▸ DIRECTIVE: In the material below, count the lines with the word "this" and state that number only.

▸ STORED DATA:

• • • • • • •

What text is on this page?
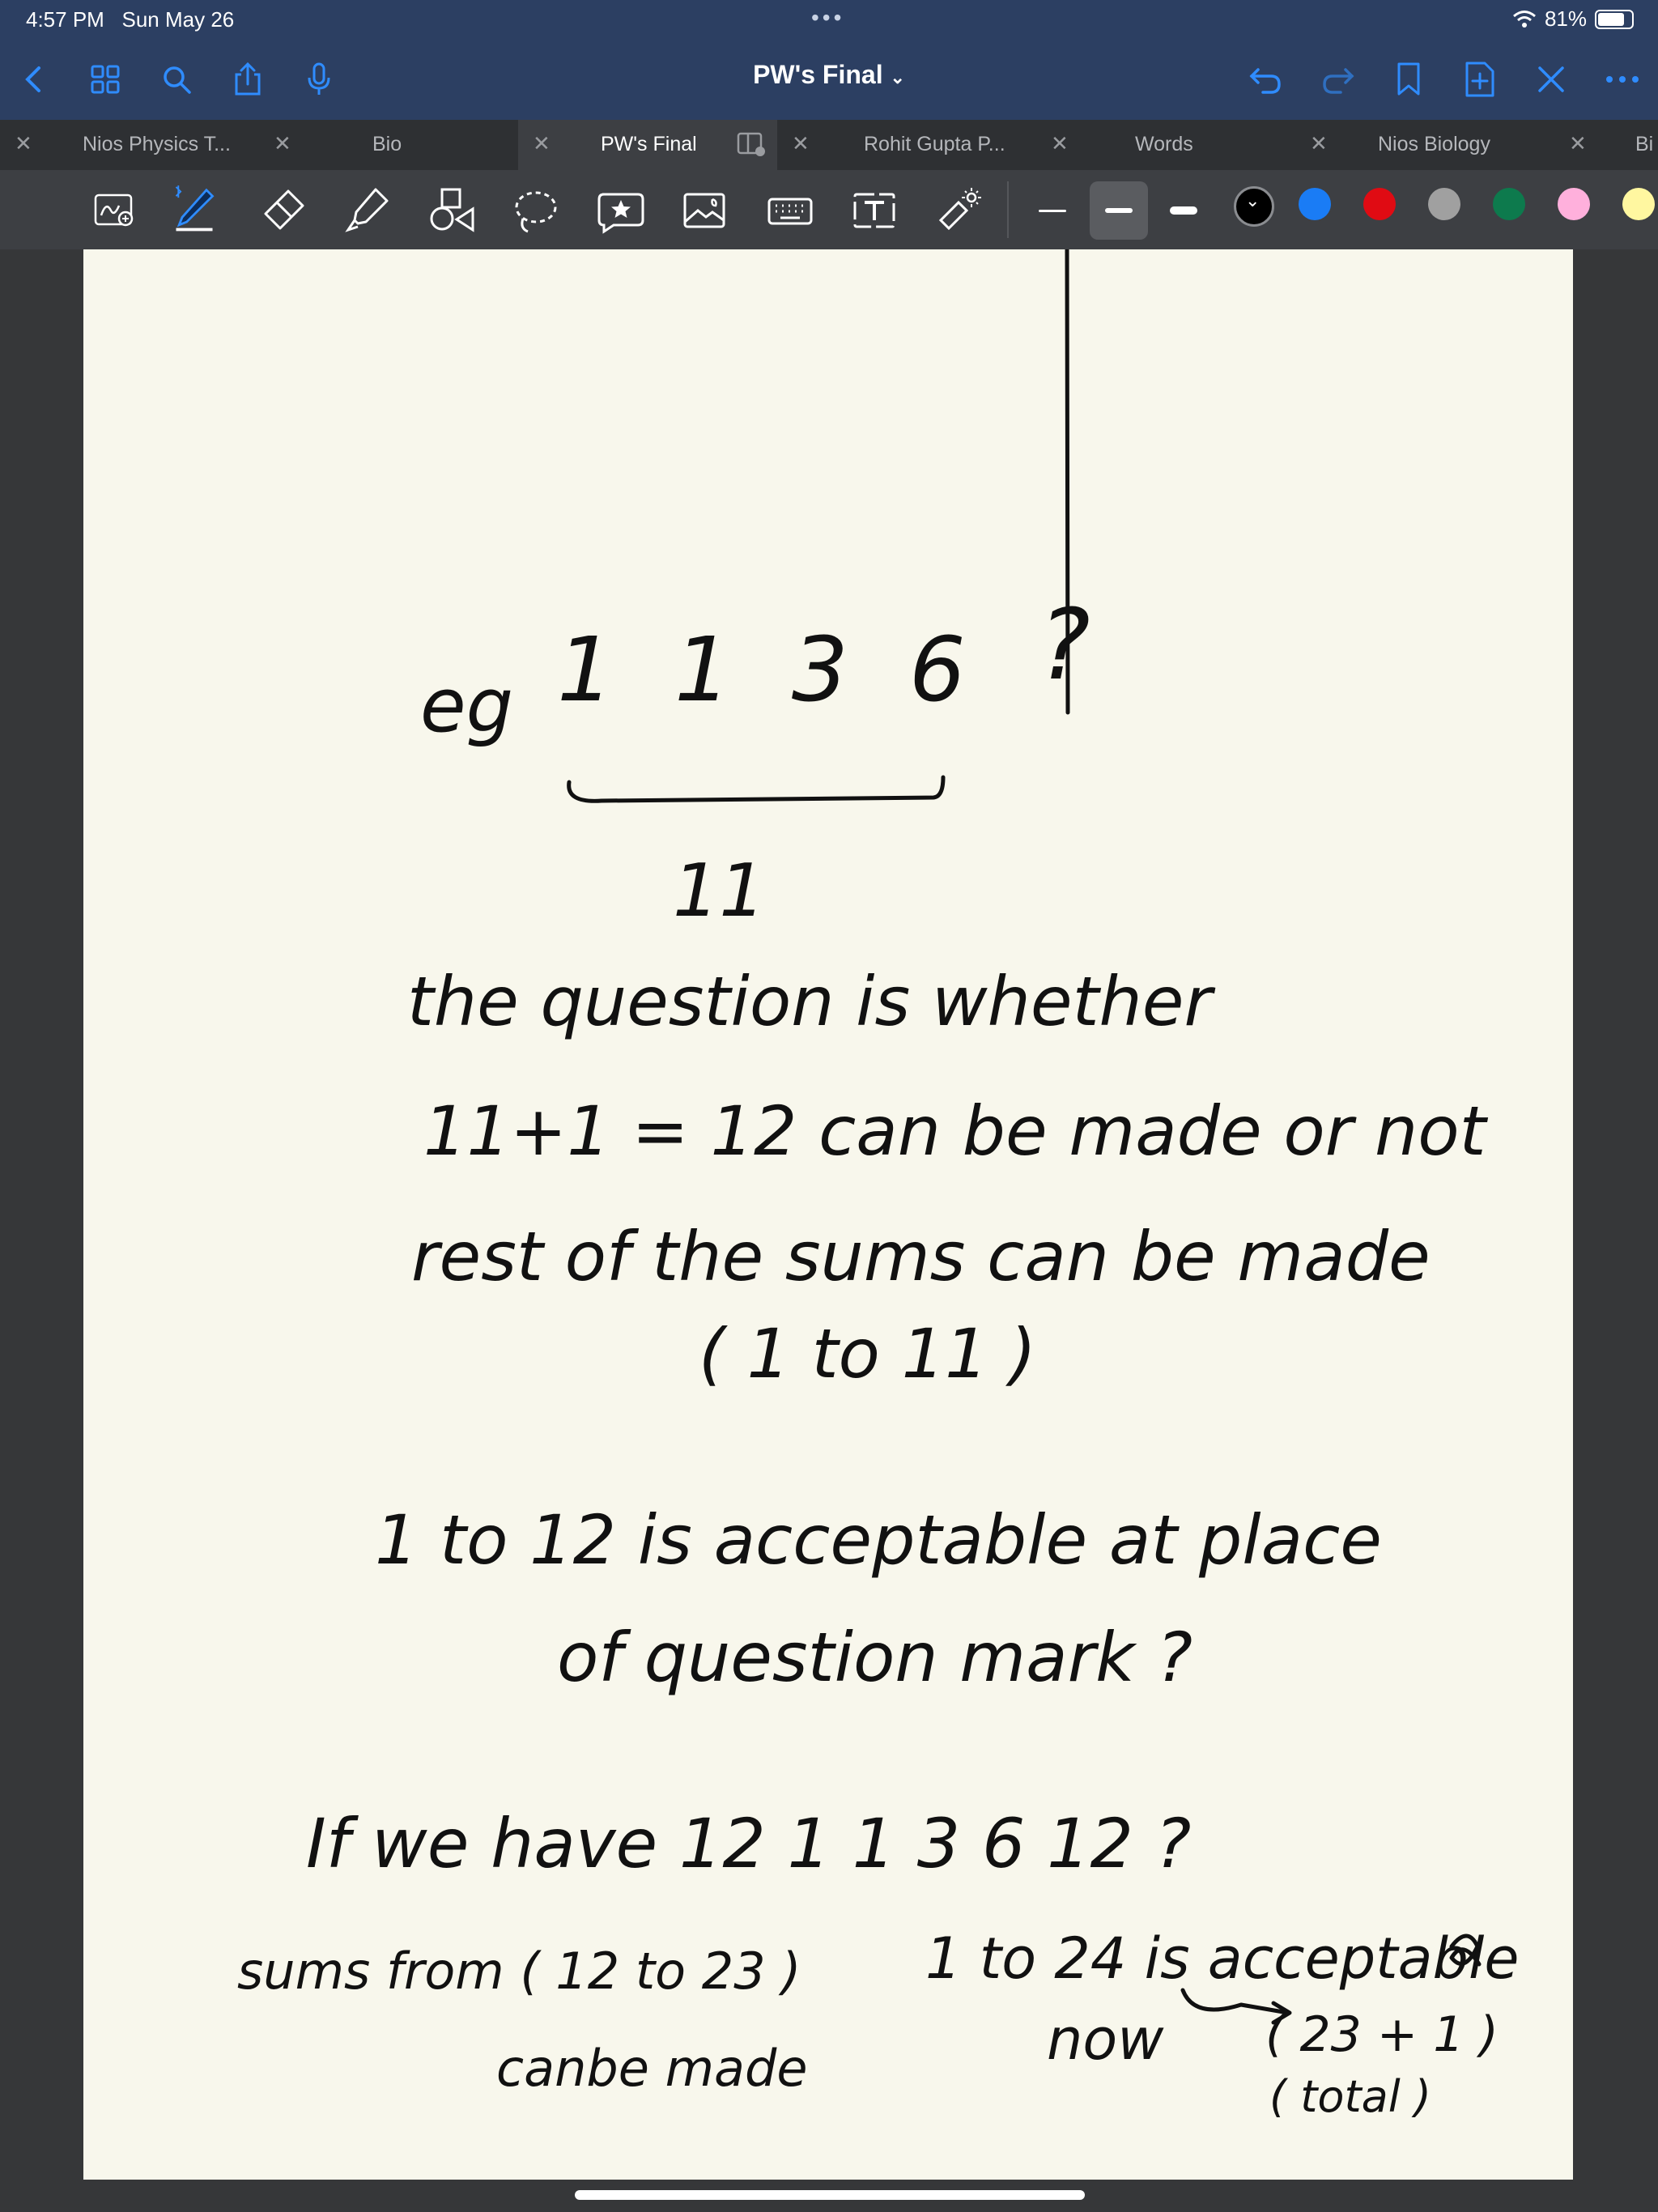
4:57 PM Sun May 26	•••	81%
PW's Final ⌄
✕ Nios Physics T... ✕	Bio	✕ PW's Final	✕	Rohit Gupta P... ✕	Words	✕ Nios Biology	✕ Bi
⌄
eg 1 1 3 6 ?
11
the question is whether
11+1 = 12 can be made or not
rest of the sums can be made
( 1 to 11 )
1 to 12 is acceptable at place
of question mark ?
If we have 12 1 1 3 6 12 ?
sums from ( 12 to 23 )
canbe made
1 to 24 is acceptable
now ( 23 + 1 )
( total )
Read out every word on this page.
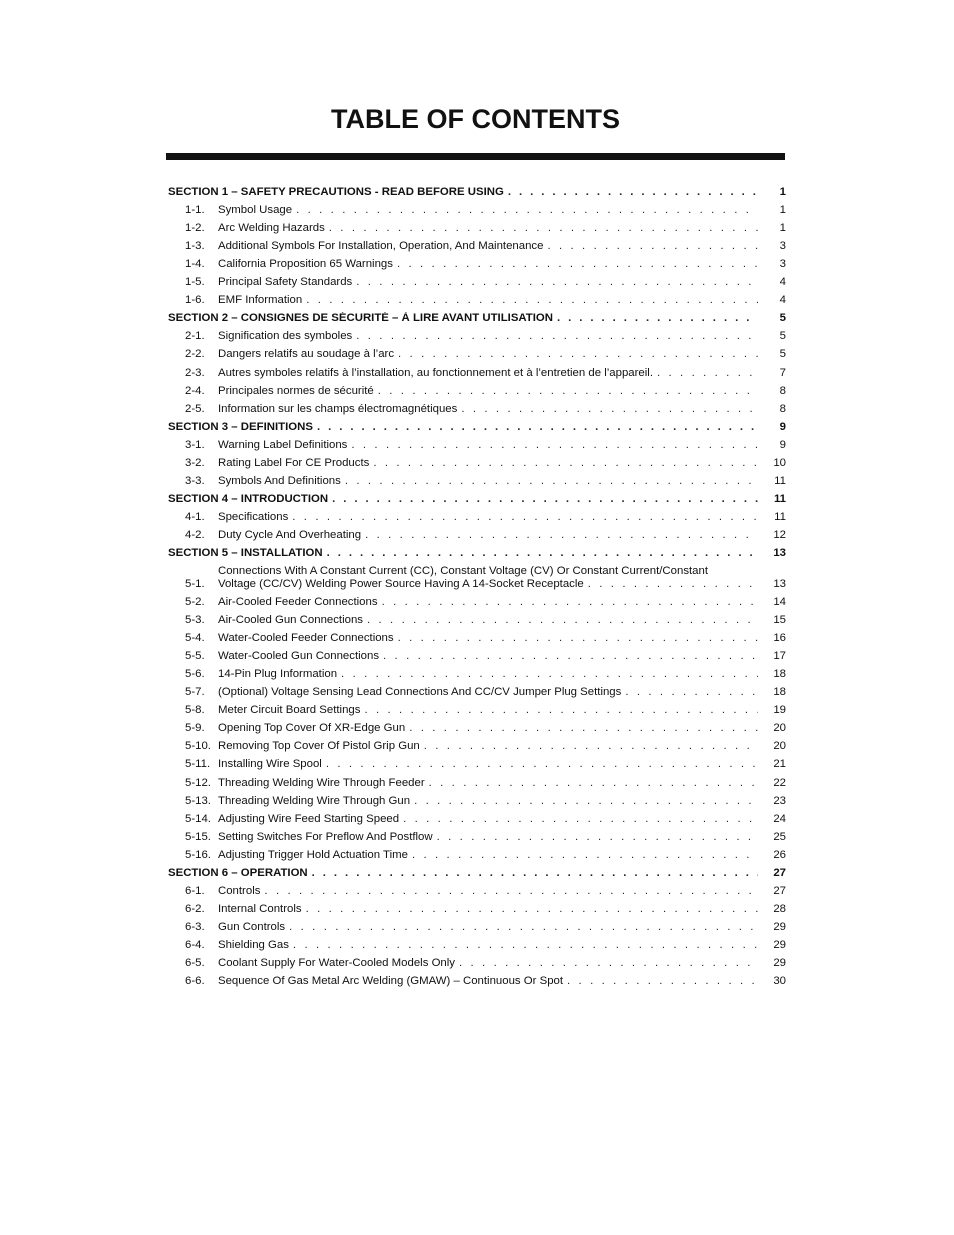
TABLE OF CONTENTS
SECTION 1 – SAFETY PRECAUTIONS - READ BEFORE USING . . .	1
1-1.	Symbol Usage . . .	1
1-2.	Arc Welding Hazards . . .	1
1-3.	Additional Symbols For Installation, Operation, And Maintenance . . .	3
1-4.	California Proposition 65 Warnings . . .	3
1-5.	Principal Safety Standards . . .	4
1-6.	EMF Information . . .	4
SECTION 2 – CONSIGNES DE SÉCURITÉ – À LIRE AVANT UTILISATION . . .	5
2-1.	Signification des symboles . . .	5
2-2.	Dangers relatifs au soudage à l’arc . . .	5
2-3.	Autres symboles relatifs à l’installation, au fonctionnement et à l’entretien de l’appareil. . . .	7
2-4.	Principales normes de sécurité . . .	8
2-5.	Information sur les champs électromagnétiques . . .	8
SECTION 3 – DEFINITIONS . . .	9
3-1.	Warning Label Definitions . . .	9
3-2.	Rating Label For CE Products . . .	10
3-3.	Symbols And Definitions . . .	11
SECTION 4 – INTRODUCTION . . .	11
4-1.	Specifications . . .	11
4-2.	Duty Cycle And Overheating . . .	12
SECTION 5 – INSTALLATION . . .	13
5-1.
Connections With A Constant Current (CC), Constant Voltage (CV) Or Constant Current/Constant
Voltage (CC/CV) Welding Power Source Having A 14-Socket Receptacle . . .	13
5-2.	Air-Cooled Feeder Connections . . .	14
5-3.	Air-Cooled Gun Connections . . .	15
5-4.	Water-Cooled Feeder Connections . . .	16
5-5.	Water-Cooled Gun Connections . . .	17
5-6.	14-Pin Plug Information . . .	18
5-7.	(Optional) Voltage Sensing Lead Connections And CC/CV Jumper Plug Settings . . .	18
5-8.	Meter Circuit Board Settings . . .	19
5-9.	Opening Top Cover Of XR-Edge Gun . . .	20
5-10. Removing Top Cover Of Pistol Grip Gun . . .	20
5-11. Installing Wire Spool . . .	21
5-12. Threading Welding Wire Through Feeder . . .	22
5-13. Threading Welding Wire Through Gun . . .	23
5-14. Adjusting Wire Feed Starting Speed . . .	24
5-15. Setting Switches For Preflow And Postflow . . .	25
5-16. Adjusting Trigger Hold Actuation Time . . .	26
SECTION 6 – OPERATION . . .	27
6-1.	Controls . . .	27
6-2.	Internal Controls . . .	28
6-3.	Gun Controls . . .	29
6-4.	Shielding Gas . . .	29
6-5.	Coolant Supply For Water-Cooled Models Only . . .	29
6-6.	Sequence Of Gas Metal Arc Welding (GMAW) – Continuous Or Spot . . .	30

• • • • • • •

▸ TASK OUTPUT: 2